L’ambiguïté stratégique, c’est faire douter l’adversaire de ses intentions et de sa réaction et le concept est habituellement au cœur des doctrines de dissuasion nucléaire. Mais il peut parfaitement être mis au service des stratégies concernant des moyens plus conventionnels de frappes. En l’espèce, alors que les Forces armées de Kiev sont à la peine et que la forte participation à l’élection présidentielle russe a confirmé la légitimité du maître du Kremlin, face au risque de poussées locales plus sérieuses voire d’assauts russes généralisés (par exemple vers Kiev ou Odessa), « en laissant entendre que la France pourrait envoyer des soldats en Ukraine, Emmanuel Macron a tenté de restaurer cette ambiguïté à l’avantage de l’Occident pour faire hésiter Vladimir Poutine » (Le Figaro, 29,02,2024).

---*---

▸ Consigne 1: Dressez la liste de tous les noms de pays et de villes mentionnés dans l'extrait sur l'ambiguïté stratégique.

(Données de mise en page)
---*---

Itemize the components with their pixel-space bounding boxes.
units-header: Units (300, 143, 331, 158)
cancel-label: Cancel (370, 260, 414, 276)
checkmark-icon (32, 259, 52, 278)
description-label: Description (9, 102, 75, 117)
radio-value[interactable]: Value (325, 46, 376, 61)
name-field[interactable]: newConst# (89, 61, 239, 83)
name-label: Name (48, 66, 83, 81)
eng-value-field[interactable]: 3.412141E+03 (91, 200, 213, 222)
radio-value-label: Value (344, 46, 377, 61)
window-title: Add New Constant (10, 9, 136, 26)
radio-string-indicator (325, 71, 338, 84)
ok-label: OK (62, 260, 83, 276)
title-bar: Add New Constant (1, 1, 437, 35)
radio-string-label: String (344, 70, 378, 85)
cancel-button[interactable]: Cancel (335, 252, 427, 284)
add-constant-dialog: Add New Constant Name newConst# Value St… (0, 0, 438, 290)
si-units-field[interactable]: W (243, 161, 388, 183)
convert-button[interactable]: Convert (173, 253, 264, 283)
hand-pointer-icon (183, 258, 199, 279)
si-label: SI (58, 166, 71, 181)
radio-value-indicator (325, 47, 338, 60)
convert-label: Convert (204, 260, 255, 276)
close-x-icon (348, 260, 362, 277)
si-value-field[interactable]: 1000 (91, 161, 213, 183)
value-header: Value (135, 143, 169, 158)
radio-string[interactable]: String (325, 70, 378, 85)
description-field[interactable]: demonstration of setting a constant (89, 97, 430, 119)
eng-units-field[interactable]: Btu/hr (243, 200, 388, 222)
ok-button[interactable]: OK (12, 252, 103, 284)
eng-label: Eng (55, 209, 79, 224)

---*---

▸ Consigne 2: Recopiez sans aucune modification toutes les lignes des données de mise en page, du début jusqu'à la ligne contenant « radio-string-label: String (344, 70, 378, 85) », celle-ci comprise.

▸ Résultat 1:
- Kiev
- Odessa
- France
- Ukraine

▸ Résultat 2:
Itemize the components with their pixel-space bounding boxes.
units-header: Units (300, 143, 331, 158)
cancel-label: Cancel (370, 260, 414, 276)
checkmark-icon (32, 259, 52, 278)
description-label: Description (9, 102, 75, 117)
radio-value[interactable]: Value (325, 46, 376, 61)
name-field[interactable]: newConst# (89, 61, 239, 83)
name-label: Name (48, 66, 83, 81)
eng-value-field[interactable]: 3.412141E+03 (91, 200, 213, 222)
radio-value-label: Value (344, 46, 377, 61)
window-title: Add New Constant (10, 9, 136, 26)
radio-string-indicator (325, 71, 338, 84)
ok-label: OK (62, 260, 83, 276)
title-bar: Add New Constant (1, 1, 437, 35)
radio-string-label: String (344, 70, 378, 85)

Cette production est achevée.